Begin

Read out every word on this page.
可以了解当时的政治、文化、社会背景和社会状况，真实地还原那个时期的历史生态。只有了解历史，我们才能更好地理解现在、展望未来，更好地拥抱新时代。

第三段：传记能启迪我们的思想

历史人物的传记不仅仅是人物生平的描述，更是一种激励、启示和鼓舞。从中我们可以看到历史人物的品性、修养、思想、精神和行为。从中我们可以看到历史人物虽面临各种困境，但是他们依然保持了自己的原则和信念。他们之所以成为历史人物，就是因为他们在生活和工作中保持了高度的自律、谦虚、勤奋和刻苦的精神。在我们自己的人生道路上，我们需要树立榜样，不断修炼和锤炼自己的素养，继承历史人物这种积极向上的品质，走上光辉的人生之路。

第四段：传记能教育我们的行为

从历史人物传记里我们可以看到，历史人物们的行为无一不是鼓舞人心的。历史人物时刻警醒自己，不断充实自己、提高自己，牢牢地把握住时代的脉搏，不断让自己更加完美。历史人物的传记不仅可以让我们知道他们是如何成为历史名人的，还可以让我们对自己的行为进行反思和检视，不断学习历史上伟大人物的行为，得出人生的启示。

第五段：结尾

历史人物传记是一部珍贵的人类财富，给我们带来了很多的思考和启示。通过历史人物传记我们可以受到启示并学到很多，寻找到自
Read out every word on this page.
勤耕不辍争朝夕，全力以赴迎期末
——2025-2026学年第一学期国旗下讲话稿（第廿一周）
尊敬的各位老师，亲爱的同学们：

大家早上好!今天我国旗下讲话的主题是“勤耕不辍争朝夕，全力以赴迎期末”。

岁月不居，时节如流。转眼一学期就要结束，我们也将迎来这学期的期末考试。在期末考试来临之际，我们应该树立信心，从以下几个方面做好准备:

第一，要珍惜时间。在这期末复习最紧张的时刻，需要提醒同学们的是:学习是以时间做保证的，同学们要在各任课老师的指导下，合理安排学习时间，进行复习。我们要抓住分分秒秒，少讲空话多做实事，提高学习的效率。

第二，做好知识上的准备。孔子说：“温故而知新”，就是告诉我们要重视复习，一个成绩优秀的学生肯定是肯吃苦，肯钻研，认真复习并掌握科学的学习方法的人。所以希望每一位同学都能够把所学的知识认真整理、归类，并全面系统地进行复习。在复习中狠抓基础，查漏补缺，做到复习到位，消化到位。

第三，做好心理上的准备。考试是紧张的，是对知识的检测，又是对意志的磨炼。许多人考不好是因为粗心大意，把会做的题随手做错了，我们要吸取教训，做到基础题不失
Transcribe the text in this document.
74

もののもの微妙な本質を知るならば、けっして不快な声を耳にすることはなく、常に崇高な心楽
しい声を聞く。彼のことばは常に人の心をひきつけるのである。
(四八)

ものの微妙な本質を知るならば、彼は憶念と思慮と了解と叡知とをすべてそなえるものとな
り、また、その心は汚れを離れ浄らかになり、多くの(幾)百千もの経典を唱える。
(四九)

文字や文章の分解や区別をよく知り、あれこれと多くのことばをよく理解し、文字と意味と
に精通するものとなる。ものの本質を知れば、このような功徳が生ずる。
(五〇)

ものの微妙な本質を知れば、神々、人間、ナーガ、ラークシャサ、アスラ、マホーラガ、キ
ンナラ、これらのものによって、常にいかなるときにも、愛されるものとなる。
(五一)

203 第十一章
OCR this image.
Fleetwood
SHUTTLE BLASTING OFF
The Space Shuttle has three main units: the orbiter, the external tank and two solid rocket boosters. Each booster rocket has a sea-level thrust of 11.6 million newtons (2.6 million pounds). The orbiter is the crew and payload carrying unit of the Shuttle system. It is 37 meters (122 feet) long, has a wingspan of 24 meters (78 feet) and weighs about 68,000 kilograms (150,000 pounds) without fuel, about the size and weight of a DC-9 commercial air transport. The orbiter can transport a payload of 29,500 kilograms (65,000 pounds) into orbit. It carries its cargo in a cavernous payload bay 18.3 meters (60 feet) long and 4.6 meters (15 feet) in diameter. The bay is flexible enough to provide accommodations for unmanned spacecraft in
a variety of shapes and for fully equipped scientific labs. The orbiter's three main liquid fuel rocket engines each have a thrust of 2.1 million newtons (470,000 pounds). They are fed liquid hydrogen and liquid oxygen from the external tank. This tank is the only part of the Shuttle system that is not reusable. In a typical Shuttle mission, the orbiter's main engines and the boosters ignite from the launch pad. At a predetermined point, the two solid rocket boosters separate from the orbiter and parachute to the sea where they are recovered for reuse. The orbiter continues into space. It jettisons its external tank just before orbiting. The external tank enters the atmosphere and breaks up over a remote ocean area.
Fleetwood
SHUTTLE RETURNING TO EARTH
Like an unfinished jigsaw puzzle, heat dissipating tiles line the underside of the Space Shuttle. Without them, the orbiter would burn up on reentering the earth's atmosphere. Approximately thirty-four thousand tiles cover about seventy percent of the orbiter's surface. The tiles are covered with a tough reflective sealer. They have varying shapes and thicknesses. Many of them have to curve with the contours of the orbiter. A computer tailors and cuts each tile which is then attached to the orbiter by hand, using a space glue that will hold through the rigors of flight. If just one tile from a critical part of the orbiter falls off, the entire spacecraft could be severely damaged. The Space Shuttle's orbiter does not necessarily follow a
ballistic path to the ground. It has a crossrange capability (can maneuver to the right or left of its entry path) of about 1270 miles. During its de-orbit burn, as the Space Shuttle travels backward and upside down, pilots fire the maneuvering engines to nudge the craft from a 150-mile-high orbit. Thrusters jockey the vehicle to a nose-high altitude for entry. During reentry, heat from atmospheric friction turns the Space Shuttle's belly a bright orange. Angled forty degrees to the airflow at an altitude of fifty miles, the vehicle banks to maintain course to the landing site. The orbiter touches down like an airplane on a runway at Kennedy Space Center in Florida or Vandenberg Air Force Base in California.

End

→ **TASK DIRECTIONS**:
Select from the material above each line in which the string "勤耕不辍争朝夕" appears, and list those lines.

→ **SOLUTION TO THIS EXERCISE**:
勤耕不辍争朝夕，全力以赴迎期末
大家早上好!今天我国旗下讲话的主题是“勤耕不辍争朝夕，全力以赴迎期末”。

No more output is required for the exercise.